> To do: Your task is to reproduce the entries below word for word.

> Records for this task:
►

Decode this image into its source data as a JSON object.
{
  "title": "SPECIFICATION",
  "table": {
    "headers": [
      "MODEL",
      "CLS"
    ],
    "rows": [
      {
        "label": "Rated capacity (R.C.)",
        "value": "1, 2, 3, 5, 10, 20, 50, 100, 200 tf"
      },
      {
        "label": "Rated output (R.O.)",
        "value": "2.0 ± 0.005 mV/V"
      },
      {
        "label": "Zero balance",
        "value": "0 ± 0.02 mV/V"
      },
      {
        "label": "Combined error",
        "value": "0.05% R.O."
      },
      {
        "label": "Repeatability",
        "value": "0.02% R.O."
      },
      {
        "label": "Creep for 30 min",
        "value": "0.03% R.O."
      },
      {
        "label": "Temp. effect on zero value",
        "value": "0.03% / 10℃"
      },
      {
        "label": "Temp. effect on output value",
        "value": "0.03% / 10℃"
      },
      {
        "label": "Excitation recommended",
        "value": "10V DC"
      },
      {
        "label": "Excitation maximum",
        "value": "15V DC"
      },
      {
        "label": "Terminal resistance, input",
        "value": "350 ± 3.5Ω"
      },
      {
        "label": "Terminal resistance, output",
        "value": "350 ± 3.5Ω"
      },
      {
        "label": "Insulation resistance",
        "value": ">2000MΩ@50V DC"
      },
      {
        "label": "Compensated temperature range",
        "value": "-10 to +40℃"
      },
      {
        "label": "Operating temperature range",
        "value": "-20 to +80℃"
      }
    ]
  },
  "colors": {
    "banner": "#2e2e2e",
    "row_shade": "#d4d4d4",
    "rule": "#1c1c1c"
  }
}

◄

> Answer to the problem:
Decode this image into its source data as a JSON object.
{
  "title": "SPECIFICATION",
  "table": {
    "headers": [
      "MODEL",
      "CLS"
    ],
    "rows": [
      {
        "label": "Rated capacity (R.C.)",
        "value": "1, 2, 3, 5, 10, 20, 50, 100, 200 tf"
      },
      {
        "label": "Rated output (R.O.)",
        "value": "2.0 ± 0.005 mV/V"
      },
      {
        "label": "Zero balance",
        "value": "0 ± 0.02 mV/V"
      },
      {
        "label": "Combined error",
        "value": "0.05% R.O."
      },
      {
        "label": "Repeatability",
        "value": "0.02% R.O."
      },
      {
        "label": "Creep for 30 min",
        "value": "0.03% R.O."
      },
      {
        "label": "Temp. effect on zero value",
        "value": "0.03% / 10℃"
      },
      {
        "label": "Temp. effect on output value",
        "value": "0.03% / 10℃"
      },
      {
        "label": "Excitation recommended",
        "value": "10V DC"
      },
      {
        "label": "Excitation maximum",
        "value": "15V DC"
      },
      {
        "label": "Terminal resistance, input",
        "value": "350 ± 3.5Ω"
      },
      {
        "label": "Terminal resistance, output",
        "value": "350 ± 3.5Ω"
      },
      {
        "label": "Insulation resistance",
        "value": ">2000MΩ@50V DC"
      },
      {
        "label": "Compensated temperature range",
        "value": "-10 to +40℃"
      },
      {
        "label": "Operating temperature range",
        "value": "-20 to +80℃"
      }
    ]
  },
  "colors": {
    "banner": "#2e2e2e",
    "row_shade": "#d4d4d4",
    "rule": "#1c1c1c"
  }
}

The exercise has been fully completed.